Available records:

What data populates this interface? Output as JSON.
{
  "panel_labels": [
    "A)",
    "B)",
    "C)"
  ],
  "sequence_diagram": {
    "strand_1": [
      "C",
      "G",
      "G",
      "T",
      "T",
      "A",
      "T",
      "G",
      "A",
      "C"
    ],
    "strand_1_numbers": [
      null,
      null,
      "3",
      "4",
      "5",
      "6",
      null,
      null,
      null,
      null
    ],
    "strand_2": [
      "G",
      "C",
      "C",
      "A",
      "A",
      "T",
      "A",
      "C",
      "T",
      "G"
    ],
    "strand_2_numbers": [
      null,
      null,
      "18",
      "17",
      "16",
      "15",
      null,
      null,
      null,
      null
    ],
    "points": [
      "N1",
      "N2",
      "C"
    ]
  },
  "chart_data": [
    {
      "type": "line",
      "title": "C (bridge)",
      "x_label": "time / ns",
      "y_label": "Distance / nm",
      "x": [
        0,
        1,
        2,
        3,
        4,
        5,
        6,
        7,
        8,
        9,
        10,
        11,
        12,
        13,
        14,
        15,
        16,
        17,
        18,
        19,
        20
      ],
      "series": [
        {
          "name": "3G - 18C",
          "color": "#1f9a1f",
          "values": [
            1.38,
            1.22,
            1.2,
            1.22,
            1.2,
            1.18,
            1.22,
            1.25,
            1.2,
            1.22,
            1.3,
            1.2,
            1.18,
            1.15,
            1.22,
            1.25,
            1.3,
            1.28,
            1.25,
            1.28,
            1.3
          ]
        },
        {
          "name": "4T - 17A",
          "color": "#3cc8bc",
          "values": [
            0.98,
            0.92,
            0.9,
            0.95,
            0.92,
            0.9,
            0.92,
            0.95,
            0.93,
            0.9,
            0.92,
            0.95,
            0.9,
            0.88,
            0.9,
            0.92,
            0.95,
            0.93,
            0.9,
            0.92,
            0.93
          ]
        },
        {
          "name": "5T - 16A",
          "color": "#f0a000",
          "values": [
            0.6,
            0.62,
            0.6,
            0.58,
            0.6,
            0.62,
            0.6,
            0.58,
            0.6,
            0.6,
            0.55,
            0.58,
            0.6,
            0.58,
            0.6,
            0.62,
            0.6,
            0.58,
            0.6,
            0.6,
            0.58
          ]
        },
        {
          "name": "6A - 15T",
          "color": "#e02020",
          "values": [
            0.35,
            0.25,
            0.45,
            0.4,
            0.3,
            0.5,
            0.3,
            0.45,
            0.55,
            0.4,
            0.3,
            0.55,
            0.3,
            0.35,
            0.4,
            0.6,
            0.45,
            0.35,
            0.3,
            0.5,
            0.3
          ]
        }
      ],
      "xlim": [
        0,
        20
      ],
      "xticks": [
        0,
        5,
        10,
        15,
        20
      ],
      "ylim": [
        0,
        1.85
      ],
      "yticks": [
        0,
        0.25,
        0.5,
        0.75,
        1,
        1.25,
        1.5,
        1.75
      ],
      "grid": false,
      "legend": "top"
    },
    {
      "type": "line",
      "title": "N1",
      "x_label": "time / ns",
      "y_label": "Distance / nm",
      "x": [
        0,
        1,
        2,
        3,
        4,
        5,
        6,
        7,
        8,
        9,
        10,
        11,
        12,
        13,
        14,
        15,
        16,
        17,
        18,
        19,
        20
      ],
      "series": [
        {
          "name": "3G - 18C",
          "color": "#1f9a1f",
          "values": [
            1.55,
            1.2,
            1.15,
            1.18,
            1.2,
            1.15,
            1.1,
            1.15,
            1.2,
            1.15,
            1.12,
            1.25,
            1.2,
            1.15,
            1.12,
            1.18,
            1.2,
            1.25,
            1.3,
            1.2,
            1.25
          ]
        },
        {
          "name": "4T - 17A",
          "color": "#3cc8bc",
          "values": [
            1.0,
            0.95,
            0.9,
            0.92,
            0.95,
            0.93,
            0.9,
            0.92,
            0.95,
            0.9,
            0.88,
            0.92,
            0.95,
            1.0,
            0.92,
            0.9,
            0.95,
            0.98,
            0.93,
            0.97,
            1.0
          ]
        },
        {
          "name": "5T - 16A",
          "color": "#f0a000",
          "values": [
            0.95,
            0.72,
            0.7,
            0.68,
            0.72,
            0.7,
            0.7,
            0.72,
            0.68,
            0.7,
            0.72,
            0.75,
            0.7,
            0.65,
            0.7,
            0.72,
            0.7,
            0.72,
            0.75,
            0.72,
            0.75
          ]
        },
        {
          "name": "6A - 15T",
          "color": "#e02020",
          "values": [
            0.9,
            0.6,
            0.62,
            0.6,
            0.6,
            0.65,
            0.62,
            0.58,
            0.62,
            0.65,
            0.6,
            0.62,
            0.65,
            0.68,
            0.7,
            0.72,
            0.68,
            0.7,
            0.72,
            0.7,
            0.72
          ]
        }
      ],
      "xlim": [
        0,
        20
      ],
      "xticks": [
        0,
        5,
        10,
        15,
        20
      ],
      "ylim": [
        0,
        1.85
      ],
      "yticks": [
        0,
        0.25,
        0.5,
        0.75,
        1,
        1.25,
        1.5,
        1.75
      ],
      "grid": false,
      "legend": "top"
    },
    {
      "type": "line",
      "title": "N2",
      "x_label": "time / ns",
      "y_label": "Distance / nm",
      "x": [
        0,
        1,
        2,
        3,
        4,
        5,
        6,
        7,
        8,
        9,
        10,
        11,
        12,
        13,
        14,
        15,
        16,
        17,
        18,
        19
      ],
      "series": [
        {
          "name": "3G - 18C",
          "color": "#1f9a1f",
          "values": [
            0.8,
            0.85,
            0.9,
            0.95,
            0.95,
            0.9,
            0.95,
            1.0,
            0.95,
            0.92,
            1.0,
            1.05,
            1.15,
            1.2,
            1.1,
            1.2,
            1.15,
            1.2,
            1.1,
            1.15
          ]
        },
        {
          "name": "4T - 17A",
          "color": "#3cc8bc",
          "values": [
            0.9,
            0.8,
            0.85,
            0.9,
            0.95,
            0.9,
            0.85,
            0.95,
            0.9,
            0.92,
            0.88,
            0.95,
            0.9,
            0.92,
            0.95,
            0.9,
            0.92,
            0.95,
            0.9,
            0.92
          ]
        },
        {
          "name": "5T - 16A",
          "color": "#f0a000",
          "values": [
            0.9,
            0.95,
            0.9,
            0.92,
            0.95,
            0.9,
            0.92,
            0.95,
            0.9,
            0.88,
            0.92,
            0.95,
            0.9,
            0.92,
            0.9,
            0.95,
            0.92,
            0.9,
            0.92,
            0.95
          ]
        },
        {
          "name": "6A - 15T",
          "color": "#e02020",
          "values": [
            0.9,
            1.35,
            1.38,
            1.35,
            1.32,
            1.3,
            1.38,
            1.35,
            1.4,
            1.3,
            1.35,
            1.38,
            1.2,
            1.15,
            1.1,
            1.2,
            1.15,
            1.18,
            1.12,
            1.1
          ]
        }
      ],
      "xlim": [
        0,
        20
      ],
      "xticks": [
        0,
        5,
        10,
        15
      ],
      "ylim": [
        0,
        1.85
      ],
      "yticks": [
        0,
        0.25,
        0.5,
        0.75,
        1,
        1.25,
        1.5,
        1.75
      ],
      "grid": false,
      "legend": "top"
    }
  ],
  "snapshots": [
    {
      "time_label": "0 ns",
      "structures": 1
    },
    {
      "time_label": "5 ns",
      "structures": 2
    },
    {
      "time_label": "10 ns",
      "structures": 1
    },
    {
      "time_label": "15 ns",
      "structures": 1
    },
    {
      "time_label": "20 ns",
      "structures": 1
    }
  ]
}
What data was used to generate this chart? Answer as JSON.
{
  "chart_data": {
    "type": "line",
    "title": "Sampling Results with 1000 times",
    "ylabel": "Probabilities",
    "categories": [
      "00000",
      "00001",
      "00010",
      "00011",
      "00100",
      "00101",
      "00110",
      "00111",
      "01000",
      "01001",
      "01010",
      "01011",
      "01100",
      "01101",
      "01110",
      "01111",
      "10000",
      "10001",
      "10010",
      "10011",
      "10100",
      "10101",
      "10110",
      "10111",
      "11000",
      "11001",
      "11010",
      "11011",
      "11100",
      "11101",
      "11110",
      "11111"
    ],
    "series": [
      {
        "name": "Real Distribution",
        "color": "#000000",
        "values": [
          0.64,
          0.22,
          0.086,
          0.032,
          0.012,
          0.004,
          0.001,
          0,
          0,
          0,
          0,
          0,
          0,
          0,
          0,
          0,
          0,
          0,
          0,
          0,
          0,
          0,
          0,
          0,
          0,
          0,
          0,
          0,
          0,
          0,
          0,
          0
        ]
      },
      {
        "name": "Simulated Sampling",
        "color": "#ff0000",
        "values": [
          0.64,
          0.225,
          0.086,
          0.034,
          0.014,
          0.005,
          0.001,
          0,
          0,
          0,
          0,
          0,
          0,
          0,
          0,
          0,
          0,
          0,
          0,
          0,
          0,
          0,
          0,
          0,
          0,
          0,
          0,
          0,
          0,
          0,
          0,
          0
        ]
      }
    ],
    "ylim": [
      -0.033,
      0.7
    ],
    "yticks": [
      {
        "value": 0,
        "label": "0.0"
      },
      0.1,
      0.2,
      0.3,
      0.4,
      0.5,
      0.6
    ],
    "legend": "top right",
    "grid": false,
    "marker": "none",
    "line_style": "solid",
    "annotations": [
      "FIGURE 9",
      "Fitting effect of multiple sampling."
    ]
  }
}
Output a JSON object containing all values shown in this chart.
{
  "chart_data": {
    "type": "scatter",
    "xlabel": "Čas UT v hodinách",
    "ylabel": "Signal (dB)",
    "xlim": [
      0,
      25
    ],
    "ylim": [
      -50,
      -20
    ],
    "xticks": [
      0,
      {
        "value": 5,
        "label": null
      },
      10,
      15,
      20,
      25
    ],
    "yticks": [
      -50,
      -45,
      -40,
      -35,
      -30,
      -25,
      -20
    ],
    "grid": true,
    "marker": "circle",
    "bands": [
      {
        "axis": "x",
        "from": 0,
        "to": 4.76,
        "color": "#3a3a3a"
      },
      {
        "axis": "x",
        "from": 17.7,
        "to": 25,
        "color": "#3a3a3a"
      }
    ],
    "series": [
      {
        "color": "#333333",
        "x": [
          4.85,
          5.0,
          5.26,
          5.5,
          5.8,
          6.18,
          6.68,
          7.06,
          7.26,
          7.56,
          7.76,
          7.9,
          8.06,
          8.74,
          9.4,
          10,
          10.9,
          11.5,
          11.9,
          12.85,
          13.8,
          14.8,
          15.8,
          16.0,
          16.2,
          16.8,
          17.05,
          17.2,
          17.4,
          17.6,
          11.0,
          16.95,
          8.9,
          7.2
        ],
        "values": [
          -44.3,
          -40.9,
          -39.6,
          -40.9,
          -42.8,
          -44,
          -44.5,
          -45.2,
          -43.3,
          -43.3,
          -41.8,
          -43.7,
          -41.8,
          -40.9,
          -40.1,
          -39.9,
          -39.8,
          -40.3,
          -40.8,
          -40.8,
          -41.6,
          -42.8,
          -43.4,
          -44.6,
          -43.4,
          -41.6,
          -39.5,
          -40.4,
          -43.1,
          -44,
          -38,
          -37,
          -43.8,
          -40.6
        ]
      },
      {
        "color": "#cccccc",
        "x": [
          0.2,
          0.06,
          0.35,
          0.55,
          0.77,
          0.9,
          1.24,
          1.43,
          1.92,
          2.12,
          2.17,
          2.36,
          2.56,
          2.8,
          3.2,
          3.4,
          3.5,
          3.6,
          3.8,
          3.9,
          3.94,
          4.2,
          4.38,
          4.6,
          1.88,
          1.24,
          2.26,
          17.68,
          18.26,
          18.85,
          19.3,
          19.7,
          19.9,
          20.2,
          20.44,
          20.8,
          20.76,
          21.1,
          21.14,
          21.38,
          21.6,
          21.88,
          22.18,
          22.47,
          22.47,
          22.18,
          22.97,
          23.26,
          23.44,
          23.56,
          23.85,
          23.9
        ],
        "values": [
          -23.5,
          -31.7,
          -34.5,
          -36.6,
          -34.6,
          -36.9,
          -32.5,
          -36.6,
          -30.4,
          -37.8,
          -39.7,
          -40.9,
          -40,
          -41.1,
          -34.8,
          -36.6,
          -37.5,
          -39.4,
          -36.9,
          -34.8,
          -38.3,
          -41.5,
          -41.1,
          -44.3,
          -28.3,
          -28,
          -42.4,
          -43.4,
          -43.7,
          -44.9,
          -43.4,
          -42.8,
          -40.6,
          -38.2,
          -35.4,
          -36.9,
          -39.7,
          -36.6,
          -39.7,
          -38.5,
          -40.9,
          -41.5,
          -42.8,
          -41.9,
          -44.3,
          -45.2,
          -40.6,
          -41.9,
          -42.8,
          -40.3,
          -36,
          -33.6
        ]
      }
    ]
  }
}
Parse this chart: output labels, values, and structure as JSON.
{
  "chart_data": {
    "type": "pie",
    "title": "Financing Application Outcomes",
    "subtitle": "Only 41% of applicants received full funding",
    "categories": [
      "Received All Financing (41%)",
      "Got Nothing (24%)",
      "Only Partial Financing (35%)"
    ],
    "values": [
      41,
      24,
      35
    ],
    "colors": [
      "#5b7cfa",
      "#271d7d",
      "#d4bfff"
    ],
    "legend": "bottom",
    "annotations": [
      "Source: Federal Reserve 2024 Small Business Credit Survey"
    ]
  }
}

Written problem: From the records above, pick out and copy each line holding the word "Financing".

Correct answer:
    "title": "Financing Application Outcomes",
      "Received All Financing (41%)",
      "Only Partial Financing (35%)"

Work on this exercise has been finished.